Transcribe the material in full. Nothing should differ except that the pictures are left out.

Rows from a dataset:
------------------------------------------------------------

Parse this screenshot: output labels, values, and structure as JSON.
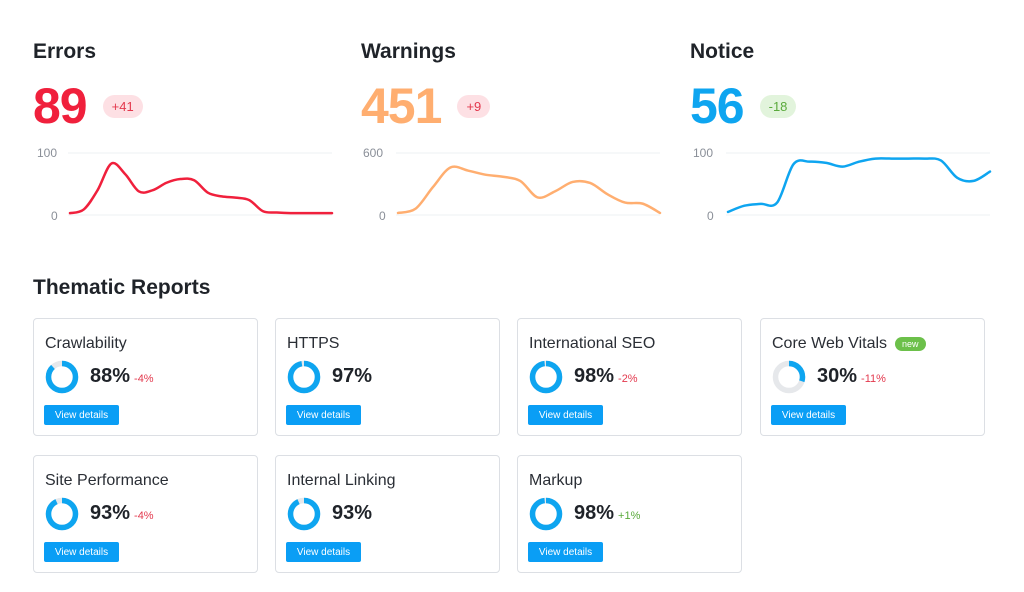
{
  "metrics": [
    {
      "title": "Errors",
      "value": "89",
      "delta": "+41",
      "color": "#f0203c",
      "delta_bg": "#fde0e4",
      "delta_color": "#e3384d",
      "axis_top": "100",
      "axis_bottom": "0",
      "ymax": 100,
      "series": [
        3,
        9,
        40,
        83,
        66,
        38,
        40,
        52,
        58,
        56,
        36,
        30,
        28,
        24,
        6,
        4,
        3,
        3,
        3,
        3
      ]
    },
    {
      "title": "Warnings",
      "value": "451",
      "delta": "+9",
      "color": "#ffae70",
      "delta_bg": "#fde0e4",
      "delta_color": "#e3384d",
      "axis_top": "600",
      "axis_bottom": "0",
      "ymax": 600,
      "series": [
        20,
        60,
        270,
        460,
        430,
        390,
        370,
        330,
        170,
        230,
        320,
        310,
        200,
        120,
        110,
        20
      ]
    },
    {
      "title": "Notice",
      "value": "56",
      "delta": "-18",
      "color": "#0ea5f0",
      "delta_bg": "#e2f4dc",
      "delta_color": "#5aaa3c",
      "axis_top": "100",
      "axis_bottom": "0",
      "ymax": 100,
      "series": [
        5,
        15,
        18,
        20,
        82,
        86,
        84,
        78,
        86,
        91,
        91,
        91,
        91,
        88,
        60,
        55,
        70
      ]
    }
  ],
  "section_title": "Thematic Reports",
  "cards": [
    {
      "title": "Crawlability",
      "pct": "88%",
      "value": 88,
      "change": "-4%",
      "change_color": "#e3384d",
      "ring": "#0ea5f0",
      "button": "View details"
    },
    {
      "title": "HTTPS",
      "pct": "97%",
      "value": 97,
      "change": "",
      "change_color": "#e3384d",
      "ring": "#0ea5f0",
      "button": "View details"
    },
    {
      "title": "International SEO",
      "pct": "98%",
      "value": 98,
      "change": "-2%",
      "change_color": "#e3384d",
      "ring": "#0ea5f0",
      "button": "View details"
    },
    {
      "title": "Core Web Vitals",
      "badge": "new",
      "pct": "30%",
      "value": 30,
      "change": "-11%",
      "change_color": "#e3384d",
      "ring": "#0ea5f0",
      "button": "View details"
    },
    {
      "title": "Site Performance",
      "pct": "93%",
      "value": 93,
      "change": "-4%",
      "change_color": "#e3384d",
      "ring": "#0ea5f0",
      "button": "View details"
    },
    {
      "title": "Internal Linking",
      "pct": "93%",
      "value": 93,
      "change": "",
      "change_color": "#e3384d",
      "ring": "#0ea5f0",
      "button": "View details"
    },
    {
      "title": "Markup",
      "pct": "98%",
      "value": 98,
      "change": "+1%",
      "change_color": "#5aaa3c",
      "ring": "#0ea5f0",
      "button": "View details"
    }
  ]
}
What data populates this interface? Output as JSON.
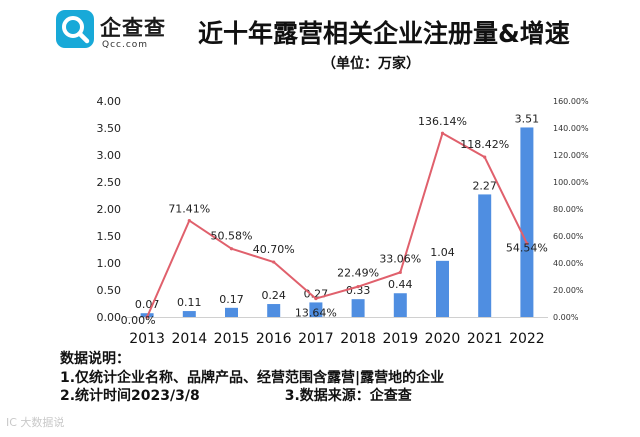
{
  "brand": {
    "name": "企查查",
    "domain": "Qcc.com",
    "logo_icon": "qcc-magnifier-logo-icon",
    "color": "#18a9d8"
  },
  "chart_data": {
    "type": "bar+line",
    "title": "近十年露营相关企业注册量&增速",
    "subtitle": "（单位：万家）",
    "categories": [
      "2013",
      "2014",
      "2015",
      "2016",
      "2017",
      "2018",
      "2019",
      "2020",
      "2021",
      "2022"
    ],
    "series": [
      {
        "name": "注册量（万家）",
        "kind": "bar",
        "axis": "left",
        "color": "#4f8ee1",
        "values": [
          0.07,
          0.11,
          0.17,
          0.24,
          0.27,
          0.33,
          0.44,
          1.04,
          2.27,
          3.51
        ],
        "labels": [
          "0.07",
          "0.11",
          "0.17",
          "0.24",
          "0.27",
          "0.33",
          "0.44",
          "1.04",
          "2.27",
          "3.51"
        ]
      },
      {
        "name": "增速",
        "kind": "line",
        "axis": "right",
        "color": "#e0606c",
        "values": [
          0.0,
          71.41,
          50.58,
          40.7,
          13.64,
          22.49,
          33.06,
          136.14,
          118.42,
          54.54
        ],
        "labels": [
          "0.00%",
          "71.41%",
          "50.58%",
          "40.70%",
          "13.64%",
          "22.49%",
          "33.06%",
          "136.14%",
          "118.42%",
          "54.54%"
        ]
      }
    ],
    "y_left": {
      "min": 0,
      "max": 4,
      "ticks": [
        "0.00",
        "0.50",
        "1.00",
        "1.50",
        "2.00",
        "2.50",
        "3.00",
        "3.50",
        "4.00"
      ]
    },
    "y_right": {
      "min": 0,
      "max": 160,
      "ticks": [
        "0.00%",
        "20.00%",
        "40.00%",
        "60.00%",
        "80.00%",
        "100.00%",
        "120.00%",
        "140.00%",
        "160.00%"
      ]
    },
    "grid": false,
    "legend": "none"
  },
  "notes": {
    "heading": "数据说明：",
    "line1": "1.仅统计企业名称、品牌产品、经营范围含露营|露营地的企业",
    "line2": "2.统计时间2023/3/8",
    "line3": "3.数据来源：企查查"
  },
  "watermark": "IC 大数据说"
}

------------------------------------------------------------

• _Answer to this exercise_
Parse this screenshot: output labels, values, and structure as JSON.
{
  "metrics": [
    {
      "title": "Errors",
      "value": "89",
      "delta": "+41",
      "color": "#f0203c",
      "delta_bg": "#fde0e4",
      "delta_color": "#e3384d",
      "axis_top": "100",
      "axis_bottom": "0",
      "ymax": 100,
      "series": [
        3,
        9,
        40,
        83,
        66,
        38,
        40,
        52,
        58,
        56,
        36,
        30,
        28,
        24,
        6,
        4,
        3,
        3,
        3,
        3
      ]
    },
    {
      "title": "Warnings",
      "value": "451",
      "delta": "+9",
      "color": "#ffae70",
      "delta_bg": "#fde0e4",
      "delta_color": "#e3384d",
      "axis_top": "600",
      "axis_bottom": "0",
      "ymax": 600,
      "series": [
        20,
        60,
        270,
        460,
        430,
        390,
        370,
        330,
        170,
        230,
        320,
        310,
        200,
        120,
        110,
        20
      ]
    },
    {
      "title": "Notice",
      "value": "56",
      "delta": "-18",
      "color": "#0ea5f0",
      "delta_bg": "#e2f4dc",
      "delta_color": "#5aaa3c",
      "axis_top": "100",
      "axis_bottom": "0",
      "ymax": 100,
      "series": [
        5,
        15,
        18,
        20,
        82,
        86,
        84,
        78,
        86,
        91,
        91,
        91,
        91,
        88,
        60,
        55,
        70
      ]
    }
  ],
  "section_title": "Thematic Reports",
  "cards": [
    {
      "title": "Crawlability",
      "pct": "88%",
      "value": 88,
      "change": "-4%",
      "change_color": "#e3384d",
      "ring": "#0ea5f0",
      "button": "View details"
    },
    {
      "title": "HTTPS",
      "pct": "97%",
      "value": 97,
      "change": "",
      "change_color": "#e3384d",
      "ring": "#0ea5f0",
      "button": "View details"
    },
    {
      "title": "International SEO",
      "pct": "98%",
      "value": 98,
      "change": "-2%",
      "change_color": "#e3384d",
      "ring": "#0ea5f0",
      "button": "View details"
    },
    {
      "title": "Core Web Vitals",
      "badge": "new",
      "pct": "30%",
      "value": 30,
      "change": "-11%",
      "change_color": "#e3384d",
      "ring": "#0ea5f0",
      "button": "View details"
    },
    {
      "title": "Site Performance",
      "pct": "93%",
      "value": 93,
      "change": "-4%",
      "change_color": "#e3384d",
      "ring": "#0ea5f0",
      "button": "View details"
    },
    {
      "title": "Internal Linking",
      "pct": "93%",
      "value": 93,
      "change": "",
      "change_color": "#e3384d",
      "ring": "#0ea5f0",
      "button": "View details"
    },
    {
      "title": "Markup",
      "pct": "98%",
      "value": 98,
      "change": "+1%",
      "change_color": "#5aaa3c",
      "ring": "#0ea5f0",
      "button": "View details"
    }
  ]
}
What data populates this interface? Output as JSON.
{
  "brand": {
    "name": "企查查",
    "domain": "Qcc.com",
    "logo_icon": "qcc-magnifier-logo-icon",
    "color": "#18a9d8"
  },
  "chart_data": {
    "type": "bar+line",
    "title": "近十年露营相关企业注册量&增速",
    "subtitle": "（单位：万家）",
    "categories": [
      "2013",
      "2014",
      "2015",
      "2016",
      "2017",
      "2018",
      "2019",
      "2020",
      "2021",
      "2022"
    ],
    "series": [
      {
        "name": "注册量（万家）",
        "kind": "bar",
        "axis": "left",
        "color": "#4f8ee1",
        "values": [
          0.07,
          0.11,
          0.17,
          0.24,
          0.27,
          0.33,
          0.44,
          1.04,
          2.27,
          3.51
        ],
        "labels": [
          "0.07",
          "0.11",
          "0.17",
          "0.24",
          "0.27",
          "0.33",
          "0.44",
          "1.04",
          "2.27",
          "3.51"
        ]
      },
      {
        "name": "增速",
        "kind": "line",
        "axis": "right",
        "color": "#e0606c",
        "values": [
          0.0,
          71.41,
          50.58,
          40.7,
          13.64,
          22.49,
          33.06,
          136.14,
          118.42,
          54.54
        ],
        "labels": [
          "0.00%",
          "71.41%",
          "50.58%",
          "40.70%",
          "13.64%",
          "22.49%",
          "33.06%",
          "136.14%",
          "118.42%",
          "54.54%"
        ]
      }
    ],
    "y_left": {
      "min": 0,
      "max": 4,
      "ticks": [
        "0.00",
        "0.50",
        "1.00",
        "1.50",
        "2.00",
        "2.50",
        "3.00",
        "3.50",
        "4.00"
      ]
    },
    "y_right": {
      "min": 0,
      "max": 160,
      "ticks": [
        "0.00%",
        "20.00%",
        "40.00%",
        "60.00%",
        "80.00%",
        "100.00%",
        "120.00%",
        "140.00%",
        "160.00%"
      ]
    },
    "grid": false,
    "legend": "none"
  },
  "notes": {
    "heading": "数据说明：",
    "line1": "1.仅统计企业名称、品牌产品、经营范围含露营|露营地的企业",
    "line2": "2.统计时间2023/3/8",
    "line3": "3.数据来源：企查查"
  },
  "watermark": "IC 大数据说"
}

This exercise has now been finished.